[Stored items]
** START **

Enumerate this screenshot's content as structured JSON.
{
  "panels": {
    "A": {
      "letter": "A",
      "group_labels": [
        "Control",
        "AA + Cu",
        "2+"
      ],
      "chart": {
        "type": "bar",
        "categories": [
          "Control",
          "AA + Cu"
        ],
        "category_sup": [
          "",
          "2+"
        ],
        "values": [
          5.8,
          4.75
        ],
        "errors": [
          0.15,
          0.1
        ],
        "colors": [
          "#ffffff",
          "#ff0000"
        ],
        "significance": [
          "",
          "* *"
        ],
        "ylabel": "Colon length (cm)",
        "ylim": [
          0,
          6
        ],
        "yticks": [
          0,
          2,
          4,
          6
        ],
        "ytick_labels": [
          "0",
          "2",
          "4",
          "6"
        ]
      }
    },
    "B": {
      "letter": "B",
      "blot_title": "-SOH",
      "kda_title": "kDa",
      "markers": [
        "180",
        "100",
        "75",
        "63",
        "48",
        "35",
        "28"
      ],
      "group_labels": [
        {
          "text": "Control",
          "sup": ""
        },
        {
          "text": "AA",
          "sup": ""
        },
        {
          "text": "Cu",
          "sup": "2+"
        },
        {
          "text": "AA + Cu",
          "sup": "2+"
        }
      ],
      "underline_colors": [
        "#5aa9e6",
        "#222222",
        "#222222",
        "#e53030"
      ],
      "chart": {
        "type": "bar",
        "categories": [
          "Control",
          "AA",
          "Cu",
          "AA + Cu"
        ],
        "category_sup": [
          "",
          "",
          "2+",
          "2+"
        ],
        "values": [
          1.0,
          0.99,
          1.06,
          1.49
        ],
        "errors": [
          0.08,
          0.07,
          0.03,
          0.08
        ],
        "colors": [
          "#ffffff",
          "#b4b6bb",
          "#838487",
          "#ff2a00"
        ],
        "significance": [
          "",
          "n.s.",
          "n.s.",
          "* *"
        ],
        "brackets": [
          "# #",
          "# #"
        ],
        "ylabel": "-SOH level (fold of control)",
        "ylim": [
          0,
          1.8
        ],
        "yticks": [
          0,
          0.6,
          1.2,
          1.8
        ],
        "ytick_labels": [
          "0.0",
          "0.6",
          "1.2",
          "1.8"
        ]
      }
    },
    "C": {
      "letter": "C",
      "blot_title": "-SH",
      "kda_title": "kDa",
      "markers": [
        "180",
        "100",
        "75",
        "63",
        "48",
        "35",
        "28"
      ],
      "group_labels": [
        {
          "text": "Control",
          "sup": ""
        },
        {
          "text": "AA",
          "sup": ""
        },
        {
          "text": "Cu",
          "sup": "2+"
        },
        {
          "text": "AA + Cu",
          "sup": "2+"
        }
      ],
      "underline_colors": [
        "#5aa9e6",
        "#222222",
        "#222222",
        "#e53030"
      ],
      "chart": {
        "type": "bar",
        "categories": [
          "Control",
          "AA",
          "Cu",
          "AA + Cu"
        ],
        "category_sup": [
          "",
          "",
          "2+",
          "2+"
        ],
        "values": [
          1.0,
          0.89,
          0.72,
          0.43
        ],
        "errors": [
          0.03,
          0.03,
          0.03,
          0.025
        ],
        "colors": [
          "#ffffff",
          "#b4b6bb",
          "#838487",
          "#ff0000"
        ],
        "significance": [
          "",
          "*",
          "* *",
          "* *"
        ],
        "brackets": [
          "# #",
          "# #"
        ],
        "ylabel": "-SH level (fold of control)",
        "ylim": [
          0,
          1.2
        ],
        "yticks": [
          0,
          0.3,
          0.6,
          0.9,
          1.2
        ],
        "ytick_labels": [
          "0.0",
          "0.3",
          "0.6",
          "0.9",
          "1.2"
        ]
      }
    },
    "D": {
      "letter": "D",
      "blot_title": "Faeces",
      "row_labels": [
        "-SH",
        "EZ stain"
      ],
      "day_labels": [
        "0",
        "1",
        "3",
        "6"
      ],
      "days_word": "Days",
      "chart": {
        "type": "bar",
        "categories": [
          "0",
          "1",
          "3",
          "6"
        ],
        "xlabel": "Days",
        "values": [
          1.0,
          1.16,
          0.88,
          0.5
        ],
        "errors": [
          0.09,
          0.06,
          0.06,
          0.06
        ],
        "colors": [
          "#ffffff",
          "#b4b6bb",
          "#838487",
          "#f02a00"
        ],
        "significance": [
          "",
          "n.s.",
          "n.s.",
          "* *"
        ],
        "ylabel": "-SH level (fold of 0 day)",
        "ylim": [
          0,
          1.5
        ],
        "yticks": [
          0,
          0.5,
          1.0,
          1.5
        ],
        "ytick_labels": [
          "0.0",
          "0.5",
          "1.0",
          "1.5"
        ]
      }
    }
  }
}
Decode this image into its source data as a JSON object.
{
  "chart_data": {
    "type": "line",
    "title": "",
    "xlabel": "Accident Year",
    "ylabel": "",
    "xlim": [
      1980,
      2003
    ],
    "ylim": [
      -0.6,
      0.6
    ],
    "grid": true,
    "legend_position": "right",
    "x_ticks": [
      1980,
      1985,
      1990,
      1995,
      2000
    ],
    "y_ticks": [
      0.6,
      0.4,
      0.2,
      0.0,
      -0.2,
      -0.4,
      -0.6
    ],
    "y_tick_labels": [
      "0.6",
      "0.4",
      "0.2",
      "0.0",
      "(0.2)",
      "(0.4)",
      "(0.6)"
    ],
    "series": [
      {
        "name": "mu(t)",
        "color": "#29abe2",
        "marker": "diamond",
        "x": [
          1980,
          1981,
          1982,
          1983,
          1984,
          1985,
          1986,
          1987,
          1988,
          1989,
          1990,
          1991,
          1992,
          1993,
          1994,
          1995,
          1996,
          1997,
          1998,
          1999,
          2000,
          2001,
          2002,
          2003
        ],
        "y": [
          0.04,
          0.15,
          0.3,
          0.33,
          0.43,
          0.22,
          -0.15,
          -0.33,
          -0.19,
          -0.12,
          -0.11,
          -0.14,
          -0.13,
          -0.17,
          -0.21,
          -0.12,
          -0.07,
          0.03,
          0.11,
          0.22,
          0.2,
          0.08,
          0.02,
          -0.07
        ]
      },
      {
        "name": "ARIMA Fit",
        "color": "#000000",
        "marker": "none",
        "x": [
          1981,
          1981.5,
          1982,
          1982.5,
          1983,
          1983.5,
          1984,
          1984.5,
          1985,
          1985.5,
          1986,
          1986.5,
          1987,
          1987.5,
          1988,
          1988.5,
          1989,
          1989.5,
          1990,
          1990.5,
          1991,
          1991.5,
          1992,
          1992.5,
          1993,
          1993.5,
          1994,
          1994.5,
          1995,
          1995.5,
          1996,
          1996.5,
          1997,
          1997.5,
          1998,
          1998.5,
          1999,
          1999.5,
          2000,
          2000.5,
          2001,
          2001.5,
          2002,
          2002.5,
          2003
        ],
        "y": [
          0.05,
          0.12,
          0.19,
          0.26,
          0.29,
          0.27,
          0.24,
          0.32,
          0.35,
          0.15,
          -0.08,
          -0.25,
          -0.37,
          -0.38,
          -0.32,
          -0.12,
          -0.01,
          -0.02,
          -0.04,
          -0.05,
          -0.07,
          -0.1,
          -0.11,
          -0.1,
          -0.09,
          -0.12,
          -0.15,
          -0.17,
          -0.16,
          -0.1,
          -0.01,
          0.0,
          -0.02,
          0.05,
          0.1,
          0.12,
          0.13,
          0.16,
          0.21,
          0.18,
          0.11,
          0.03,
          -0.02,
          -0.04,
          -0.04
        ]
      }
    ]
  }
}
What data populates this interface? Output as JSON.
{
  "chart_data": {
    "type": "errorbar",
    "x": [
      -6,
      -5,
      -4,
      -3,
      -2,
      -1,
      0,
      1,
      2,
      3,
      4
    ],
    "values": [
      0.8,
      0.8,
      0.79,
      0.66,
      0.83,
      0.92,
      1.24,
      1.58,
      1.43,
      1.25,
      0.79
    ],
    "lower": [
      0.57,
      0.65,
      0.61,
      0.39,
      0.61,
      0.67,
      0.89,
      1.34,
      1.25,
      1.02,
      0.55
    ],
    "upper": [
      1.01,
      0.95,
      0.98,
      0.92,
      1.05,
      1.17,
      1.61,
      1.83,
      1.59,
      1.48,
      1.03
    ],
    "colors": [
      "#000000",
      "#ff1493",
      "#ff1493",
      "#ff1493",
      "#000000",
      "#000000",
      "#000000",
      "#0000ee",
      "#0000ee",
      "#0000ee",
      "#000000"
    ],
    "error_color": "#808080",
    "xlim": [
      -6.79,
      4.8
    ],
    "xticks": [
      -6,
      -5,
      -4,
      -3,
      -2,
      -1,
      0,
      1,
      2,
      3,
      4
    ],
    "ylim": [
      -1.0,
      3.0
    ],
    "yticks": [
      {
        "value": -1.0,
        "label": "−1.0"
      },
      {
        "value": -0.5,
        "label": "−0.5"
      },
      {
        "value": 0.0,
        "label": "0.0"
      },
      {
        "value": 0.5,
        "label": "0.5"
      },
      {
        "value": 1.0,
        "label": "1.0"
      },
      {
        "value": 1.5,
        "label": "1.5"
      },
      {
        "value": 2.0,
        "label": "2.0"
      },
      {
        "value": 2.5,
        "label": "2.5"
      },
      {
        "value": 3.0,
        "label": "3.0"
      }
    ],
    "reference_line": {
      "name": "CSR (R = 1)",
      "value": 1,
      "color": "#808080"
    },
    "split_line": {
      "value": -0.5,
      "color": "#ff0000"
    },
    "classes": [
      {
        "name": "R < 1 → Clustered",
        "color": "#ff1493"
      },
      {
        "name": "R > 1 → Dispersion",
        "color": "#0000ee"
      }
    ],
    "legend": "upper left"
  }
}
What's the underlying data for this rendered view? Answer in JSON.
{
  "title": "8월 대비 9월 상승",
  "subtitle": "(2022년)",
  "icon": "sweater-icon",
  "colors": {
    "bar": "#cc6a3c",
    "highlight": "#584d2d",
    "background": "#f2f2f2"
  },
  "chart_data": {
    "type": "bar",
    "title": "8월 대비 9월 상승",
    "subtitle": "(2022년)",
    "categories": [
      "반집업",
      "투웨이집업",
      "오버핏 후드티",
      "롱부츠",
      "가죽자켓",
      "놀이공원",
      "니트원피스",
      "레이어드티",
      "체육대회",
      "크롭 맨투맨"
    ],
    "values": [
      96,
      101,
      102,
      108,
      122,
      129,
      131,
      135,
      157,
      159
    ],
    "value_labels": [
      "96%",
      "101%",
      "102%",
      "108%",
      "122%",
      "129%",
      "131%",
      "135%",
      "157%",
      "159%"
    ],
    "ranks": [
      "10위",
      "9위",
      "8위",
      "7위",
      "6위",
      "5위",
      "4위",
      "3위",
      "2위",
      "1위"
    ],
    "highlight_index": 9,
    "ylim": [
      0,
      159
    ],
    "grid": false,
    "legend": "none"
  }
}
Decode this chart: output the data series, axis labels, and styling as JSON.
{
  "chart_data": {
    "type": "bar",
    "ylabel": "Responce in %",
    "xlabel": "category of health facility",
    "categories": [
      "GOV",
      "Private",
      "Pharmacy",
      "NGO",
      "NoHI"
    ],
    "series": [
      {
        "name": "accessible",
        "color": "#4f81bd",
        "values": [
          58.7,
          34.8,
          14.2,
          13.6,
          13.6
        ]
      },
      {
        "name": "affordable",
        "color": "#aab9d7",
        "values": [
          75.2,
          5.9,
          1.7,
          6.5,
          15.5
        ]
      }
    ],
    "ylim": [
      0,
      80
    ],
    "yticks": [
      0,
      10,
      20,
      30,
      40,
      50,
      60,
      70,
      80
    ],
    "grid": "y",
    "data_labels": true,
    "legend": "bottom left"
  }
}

** END **

[REQUIRED WORK] Of all the lines in the entries, how many contain the word "this"? Give only the number.

[ANSWER TO THE TASK] 5